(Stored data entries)
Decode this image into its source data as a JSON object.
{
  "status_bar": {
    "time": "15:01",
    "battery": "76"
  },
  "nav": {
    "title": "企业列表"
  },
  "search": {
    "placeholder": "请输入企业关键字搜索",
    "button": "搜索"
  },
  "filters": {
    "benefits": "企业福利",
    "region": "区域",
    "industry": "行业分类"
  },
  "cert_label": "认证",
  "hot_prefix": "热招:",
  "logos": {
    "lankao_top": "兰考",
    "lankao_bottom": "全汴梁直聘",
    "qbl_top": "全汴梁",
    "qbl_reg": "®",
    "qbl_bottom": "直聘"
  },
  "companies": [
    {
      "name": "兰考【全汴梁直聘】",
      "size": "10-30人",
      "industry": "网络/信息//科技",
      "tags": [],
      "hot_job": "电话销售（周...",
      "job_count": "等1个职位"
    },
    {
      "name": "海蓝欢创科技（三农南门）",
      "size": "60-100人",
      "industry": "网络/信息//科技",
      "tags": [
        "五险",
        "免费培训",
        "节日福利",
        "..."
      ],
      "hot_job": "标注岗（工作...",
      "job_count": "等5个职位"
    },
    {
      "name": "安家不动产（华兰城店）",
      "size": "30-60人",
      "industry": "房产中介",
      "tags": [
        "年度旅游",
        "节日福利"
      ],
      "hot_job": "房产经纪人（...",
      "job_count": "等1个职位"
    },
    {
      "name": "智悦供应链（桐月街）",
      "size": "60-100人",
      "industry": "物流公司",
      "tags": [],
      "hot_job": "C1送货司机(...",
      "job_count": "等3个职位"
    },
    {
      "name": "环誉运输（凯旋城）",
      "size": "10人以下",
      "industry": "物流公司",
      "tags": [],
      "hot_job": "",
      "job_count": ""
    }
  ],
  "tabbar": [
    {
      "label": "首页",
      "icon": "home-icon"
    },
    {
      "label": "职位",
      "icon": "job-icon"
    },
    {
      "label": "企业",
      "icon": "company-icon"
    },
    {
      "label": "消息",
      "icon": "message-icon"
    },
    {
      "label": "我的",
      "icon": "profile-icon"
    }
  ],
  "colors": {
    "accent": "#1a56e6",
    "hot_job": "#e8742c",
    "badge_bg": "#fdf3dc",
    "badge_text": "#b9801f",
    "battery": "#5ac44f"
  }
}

> Instructions for the task
In the material above, show every line where the word "icon" turns up.

> Reply
      "icon": "home-icon"
      "icon": "job-icon"
      "icon": "company-icon"
      "icon": "message-icon"
      "icon": "profile-icon"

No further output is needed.